- REQUIREMENT
Which lines hold the word "الصلوات"? Copy each of them.

- DATA FOR THIS TASK
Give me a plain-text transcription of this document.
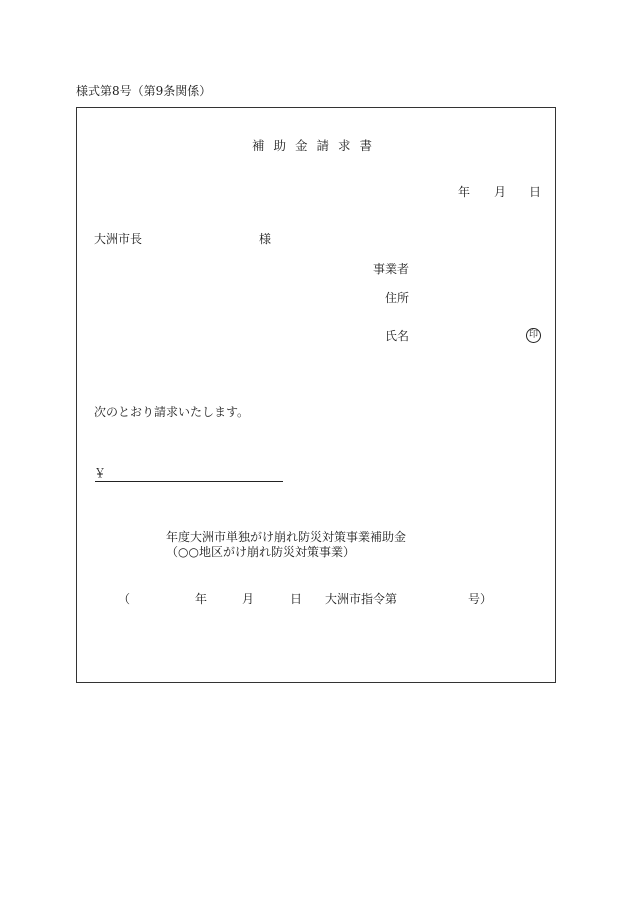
様式第8号（第9条関係）
補助金請求書
年 月 日
大洲市長	様
事業者
住所
氏名	印
次のとおり請求いたします。
￥
年度大洲市単独がけ崩れ防災対策事業補助金
（○○地区がけ崩れ防災対策事業）
（	年	月	日 大洲市指令第	号）
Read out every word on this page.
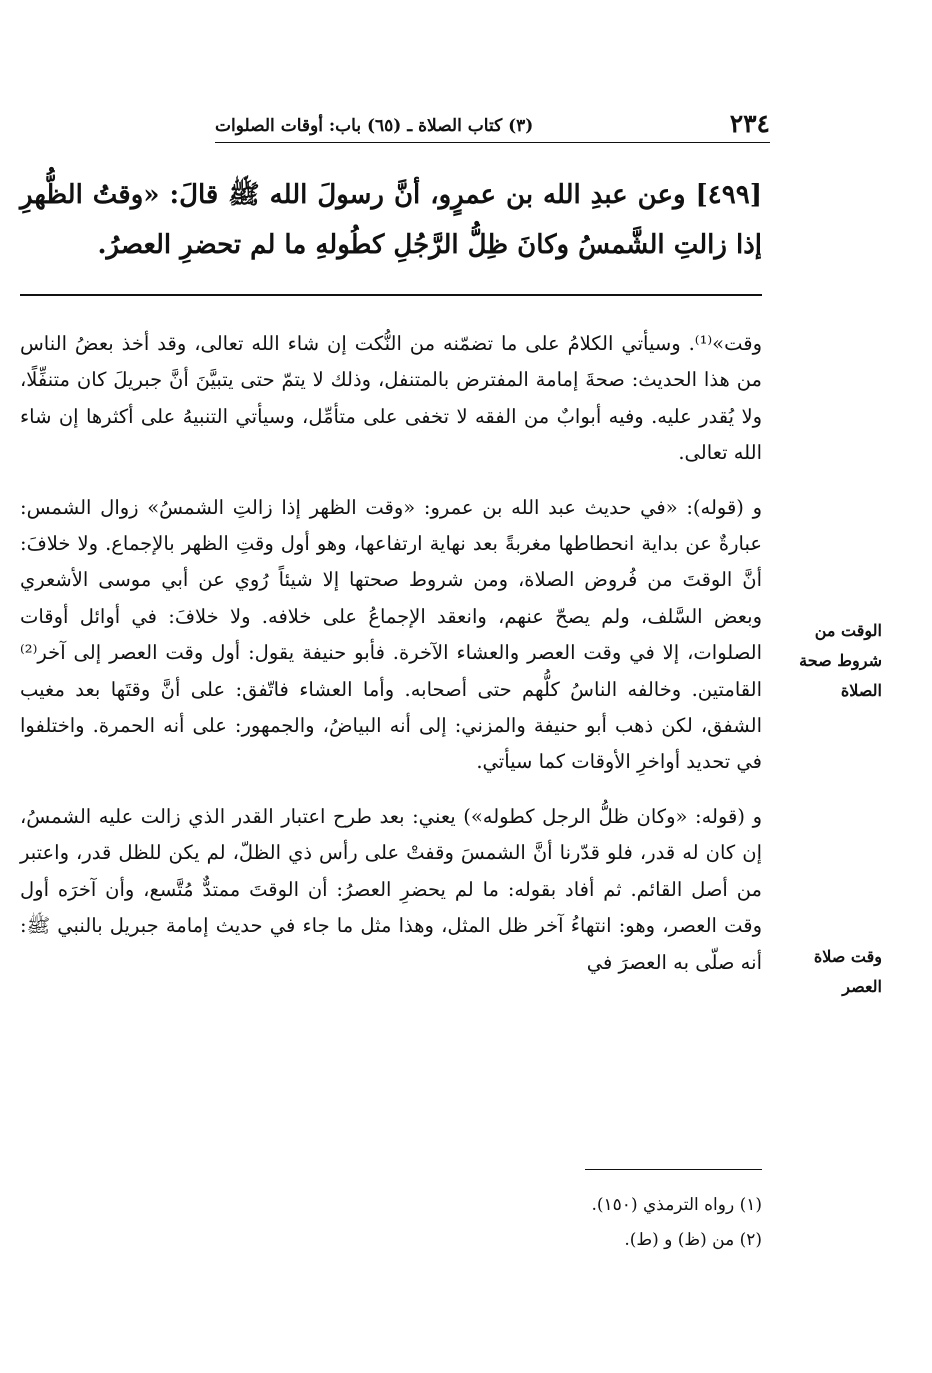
٢٣٤
(٣) كتاب الصلاة ـ (٦٥) باب: أوقات الصلوات
[٤٩٩] وعن عبدِ الله بن عمرٍو، أنَّ رسولَ الله ﷺ قالَ: «وقتُ الظُّهرِ إذا زالتِ الشَّمسُ وكانَ ظِلُّ الرَّجُلِ كطُولهِ ما لم تحضرِ العصرُ.

وقت»⁽¹⁾. وسيأتي الكلامُ على ما تضمّنه من النُّكت إن شاء الله تعالى، وقد أخذ بعضُ الناس من هذا الحديث: صحةَ إمامة المفترض بالمتنفل، وذلك لا يتمّ حتى يتبيَّنَ أنَّ جبريلَ كان متنفِّلًا، ولا يُقدر عليه. وفيه أبوابٌ من الفقه لا تخفى على متأمِّل، وسيأتي التنبيهُ على أكثرها إن شاء الله تعالى.

و (قوله): «في حديث عبد الله بن عمرو: «وقت الظهر إذا زالتِ الشمسُ» زوال الشمس: عبارةٌ عن بداية انحطاطها مغربةً بعد نهاية ارتفاعها، وهو أول وقتِ الظهر بالإجماع. ولا خلافَ: أنَّ الوقتَ من فُروض الصلاة، ومن شروط صحتها إلا شيئاً رُوي عن أبي موسى الأشعري وبعض السَّلف، ولم يصحّ عنهم، وانعقد الإجماعُ على خلافه. ولا خلافَ: في أوائل أوقات الصلوات، إلا في وقت العصر والعشاء الآخرة. فأبو حنيفة يقول: أول وقت العصر إلى آخر⁽²⁾ القامتين. وخالفه الناسُ كلُّهم حتى أصحابه. وأما العشاء فاتّفق: على أنَّ وقتَها بعد مغيب الشفق، لكن ذهب أبو حنيفة والمزني: إلى أنه البياضُ، والجمهور: على أنه الحمرة. واختلفوا في تحديد أواخرِ الأوقات كما سيأتي.

و (قوله: «وكان ظلُّ الرجل كطوله») يعني: بعد طرح اعتبار القدر الذي زالت عليه الشمسُ، إن كان له قدر، فلو قدّرنا أنَّ الشمسَ وقفتْ على رأس ذي الظلّ، لم يكن للظل قدر، واعتبر من أصل القائم. ثم أفاد بقوله: ما لم يحضرِ العصرُ: أن الوقتَ ممتدٌّ مُتَّسع، وأن آخرَه أول وقت العصر، وهو: انتهاءُ آخر ظل المثل، وهذا مثل ما جاء في حديث إمامة جبريل بالنبي ﷺ: أنه صلّى به العصرَ في

الوقت من شروط صحة الصلاة
وقت صلاة العصر

(١) رواه الترمذي (١٥٠).

(٢) من (ظ) و (ط).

- RESPONSE
(٣) كتاب الصلاة ـ (٦٥) باب: أوقات الصلوات
و (قوله): «في حديث عبد الله بن عمرو: «وقت الظهر إذا زالتِ الشمسُ» زوال الشمس: عبارةٌ عن بداية انحطاطها مغربةً بعد نهاية ارتفاعها، وهو أول وقتِ الظهر بالإجماع. ولا خلافَ: أنَّ الوقتَ من فُروض الصلاة، ومن شروط صحتها إلا شيئاً رُوي عن أبي موسى الأشعري وبعض السَّلف، ولم يصحّ عنهم، وانعقد الإجماعُ على خلافه. ولا خلافَ: في أوائل أوقات الصلوات، إلا في وقت العصر والعشاء الآخرة. فأبو حنيفة يقول: أول وقت العصر إلى آخر⁽²⁾ القامتين. وخالفه الناسُ كلُّهم حتى أصحابه. وأما العشاء فاتّفق: على أنَّ وقتَها بعد مغيب الشفق، لكن ذهب أبو حنيفة والمزني: إلى أنه البياضُ، والجمهور: على أنه الحمرة. واختلفوا في تحديد أواخرِ الأوقات كما سيأتي.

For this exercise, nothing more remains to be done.